» Things to do:
1. In the punk band post, what amp is the guitarist saving up for?
2. Pick up the punk band post after its final sentence and write what comes next.

» Page:
"""

# Punk Guitarist looking for band/band members



## Sykonatiac (Oct 19, 2006)

I'm 17 years old, male and a guitarist, I live in Wolfville,and unfortunately have no transportation(other than my feet and a bicycle). I'm interested in starting a 4 piece punk band. Drums, bass,guitar(me) and a singer.

My equipment list is pretty shitty at the moment, but I can upgrade it(or borrow some) fairly quickly, I'm saving up for a 30 watt Marshall amp and an effects pedal(not sure what kind), I should be able to get those either then end of this month or early next month.

So, if you play drums, bass, or are a singer and live nearby(or would not mind driving me to and from our jams(I live in a little tiny house with 7 other people, no room at all for jamming)) then pm me(or post here).

"""

» Listing:
"""

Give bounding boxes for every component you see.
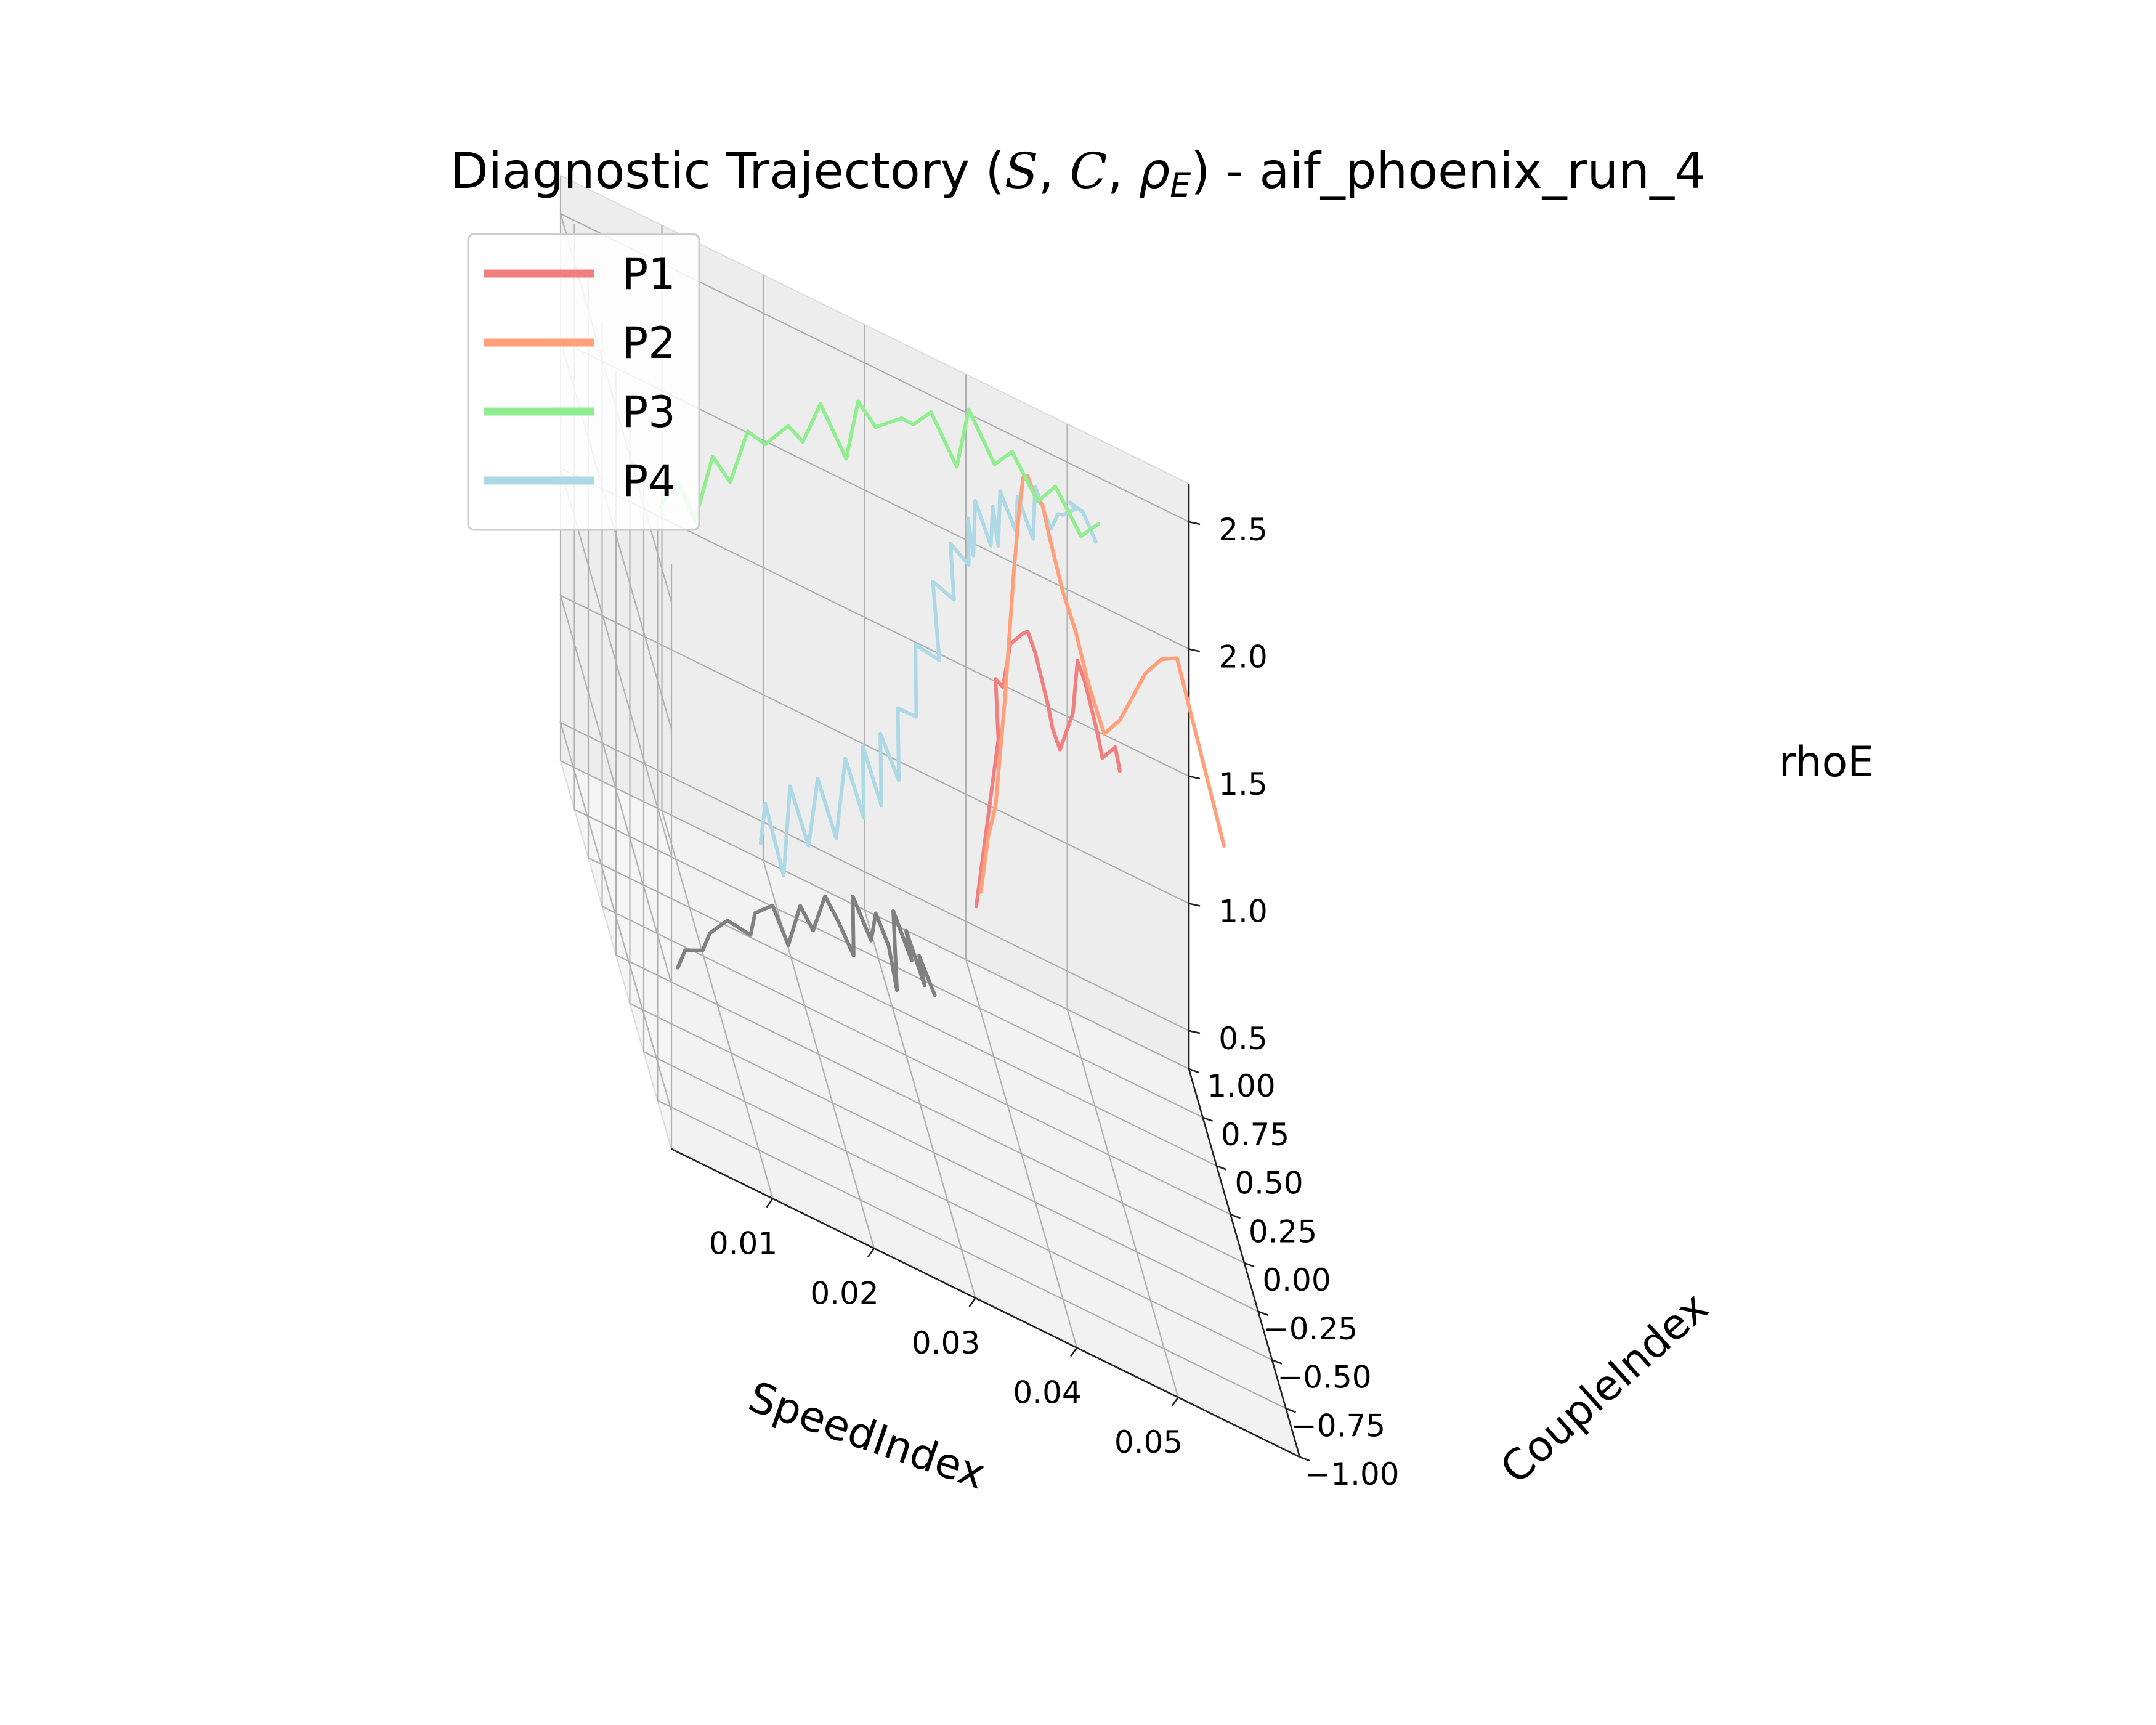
z-tick-label: 2.5	[1218, 512, 1268, 548]
z-tick-mark	[1188, 903, 1201, 907]
title-comma-1: ,	[1039, 142, 1070, 200]
x-tick-mark	[867, 1248, 875, 1258]
legend-label-P1: P1	[622, 249, 676, 299]
y-gridline	[657, 515, 1286, 1410]
legend-frame	[467, 233, 700, 531]
y-tick-label: 0.25	[1249, 1214, 1317, 1249]
title-c: C	[1069, 142, 1107, 200]
title-post: ) - aif_phoenix_run_4	[1191, 142, 1705, 200]
z-tick-mark	[1188, 775, 1201, 780]
z-axis-label: rhoE	[1779, 738, 1874, 787]
y-tick-label: −0.25	[1263, 1311, 1358, 1347]
y-tick-mark	[1244, 1262, 1255, 1268]
title-pre: Diagnostic Trajectory (	[450, 142, 1005, 200]
trajectory-pre	[676, 894, 937, 997]
x-tick-label: 0.03	[912, 1325, 980, 1361]
y-gridline	[642, 466, 1273, 1361]
x-axis-label: SpeedIndex	[742, 1373, 991, 1499]
title-s: S	[1005, 142, 1039, 200]
y-tick-label: −0.75	[1291, 1408, 1385, 1443]
x-tick-label: 0.02	[810, 1275, 878, 1311]
x-tick-mark	[968, 1297, 976, 1307]
y-tick-mark	[1286, 1408, 1296, 1413]
y-tick-label: −0.50	[1277, 1360, 1371, 1395]
trajectory-lines	[658, 399, 1226, 997]
legend: P1 P2 P3 P4	[467, 233, 700, 531]
z-tick-label: 1.0	[1218, 894, 1268, 930]
y-tick-mark	[1202, 1116, 1213, 1122]
title-comma-2: ,	[1108, 142, 1139, 200]
y-axis-label: CoupleIndex	[1491, 1283, 1717, 1493]
x-tick-label: 0.05	[1114, 1424, 1183, 1460]
y-gridline	[615, 370, 1245, 1264]
x-axis-line	[671, 1148, 1300, 1458]
y-gridline	[629, 418, 1258, 1312]
chart-title: Diagnostic Trajectory (S, C, ρE) - aif_p…	[450, 142, 1706, 205]
z-gridline	[559, 721, 1189, 1111]
z-tick-mark	[1188, 648, 1201, 652]
y-tick-label: 0.75	[1221, 1117, 1289, 1153]
z-tick-label: 0.5	[1218, 1021, 1268, 1057]
z-tick-label: 2.0	[1218, 639, 1268, 675]
y-tick-mark	[1299, 1456, 1310, 1462]
y-tick-label: −1.00	[1305, 1456, 1399, 1492]
x-tick-label: 0.04	[1013, 1375, 1081, 1411]
z-tick-label: 1.5	[1218, 766, 1268, 802]
y-tick-label: 0.00	[1262, 1262, 1331, 1298]
x-tick-mark	[1070, 1347, 1078, 1357]
y-tick-mark	[1258, 1310, 1268, 1316]
trajectory-P3	[658, 399, 1101, 538]
x-tick-mark	[766, 1198, 774, 1208]
legend-label-P2: P2	[622, 318, 676, 368]
axes-ticks: 0.01 0.02 0.03 0.04 0.05 −1.00 −0.75 −0.50 −0.25…	[709, 512, 1400, 1492]
y-tick-label: 1.00	[1207, 1068, 1275, 1104]
x-tick-label: 0.01	[709, 1226, 777, 1262]
legend-label-P4: P4	[622, 456, 676, 506]
y-tick-mark	[1271, 1359, 1283, 1365]
y-tick-label: 0.50	[1234, 1166, 1303, 1201]
trajectory-P1	[974, 630, 1122, 909]
y-tick-mark	[1216, 1165, 1227, 1171]
y-tick-mark	[1188, 1068, 1199, 1074]
trajectory-P2	[979, 474, 1226, 894]
y-tick-mark	[1230, 1214, 1241, 1219]
z-tick-mark	[1188, 1029, 1201, 1034]
title-rho: ρ	[1138, 142, 1170, 200]
legend-label-P3: P3	[622, 387, 676, 437]
z-gridline	[559, 594, 1189, 984]
z-tick-mark	[1188, 521, 1201, 526]
title-rho-sub: E	[1170, 166, 1191, 205]
x-tick-mark	[1171, 1397, 1179, 1406]
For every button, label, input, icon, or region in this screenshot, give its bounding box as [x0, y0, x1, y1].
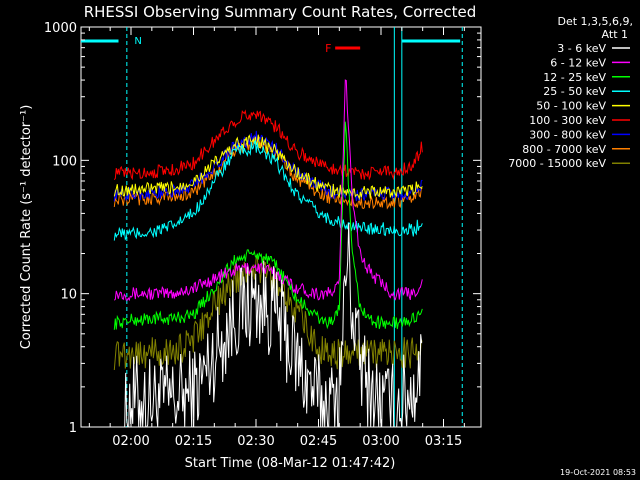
- timestamp: 19-Oct-2021 08:53: [560, 468, 636, 477]
- night-label: N: [134, 36, 141, 47]
- series-line-1: [113, 79, 423, 302]
- y-tick-label-0: 1: [69, 421, 77, 436]
- x-tick-label-0: 02:00: [112, 434, 149, 449]
- series-line-2: [113, 121, 423, 330]
- series-line-0: [122, 223, 423, 428]
- x-tick-label-5: 03:15: [425, 434, 462, 449]
- y-axis-label: Corrected Count Rate (s⁻¹ detector⁻¹): [19, 105, 34, 350]
- legend-label-5: 100 - 300 keV: [529, 114, 606, 127]
- legend-label-3: 25 - 50 keV: [543, 85, 606, 98]
- x-tick-label-2: 02:30: [237, 434, 274, 449]
- flare-label: F: [325, 42, 331, 55]
- legend-label-4: 50 - 100 keV: [536, 100, 606, 113]
- legend-label-6: 300 - 800 keV: [529, 128, 606, 141]
- legend-header-2: Att 1: [602, 28, 628, 41]
- legend-label-8: 7000 - 15000 keV: [508, 157, 606, 170]
- series-line-4: [113, 134, 423, 201]
- x-tick-label-1: 02:15: [175, 434, 212, 449]
- y-tick-label-3: 1000: [44, 21, 77, 36]
- legend-label-1: 6 - 12 keV: [550, 56, 606, 69]
- legend-label-0: 3 - 6 keV: [557, 42, 606, 55]
- chart-title: RHESSI Observing Summary Count Rates, Co…: [84, 3, 477, 21]
- series-line-6: [113, 130, 423, 202]
- x-tick-label-4: 03:00: [362, 434, 399, 449]
- series-line-3: [113, 139, 423, 241]
- legend-label-7: 800 - 7000 keV: [522, 143, 606, 156]
- series-line-5: [113, 109, 423, 181]
- plot-frame: [80, 26, 482, 428]
- x-tick-label-3: 02:45: [300, 434, 337, 449]
- y-tick-label-2: 100: [52, 154, 77, 169]
- legend-label-2: 12 - 25 keV: [543, 71, 606, 84]
- x-axis-label: Start Time (08-Mar-12 01:47:42): [185, 456, 396, 471]
- legend-header-1: Det 1,3,5,6,9,: [557, 15, 633, 28]
- y-tick-label-1: 10: [60, 288, 77, 303]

"""

» Outputs for the tasks:
1. A 30 watt Marshall amp.

2.
C'mon, lemme see your hands!


----------



## nathanandrewmeima (Mar 12, 2006)

*Yo!*

Hey man, 

I know ur thread hear is mad old but what the heck. im 16 play guitar or bass if i have to, have good enough gear and in the middle of gettin better stuff. Only thing is i live in bowmanville, Ontario and dont have a clue were the heck wolfville is so email me back at [email protected] if u live anywhere near me.

PS, u said u have no means of transportation , ill have my liscence in june.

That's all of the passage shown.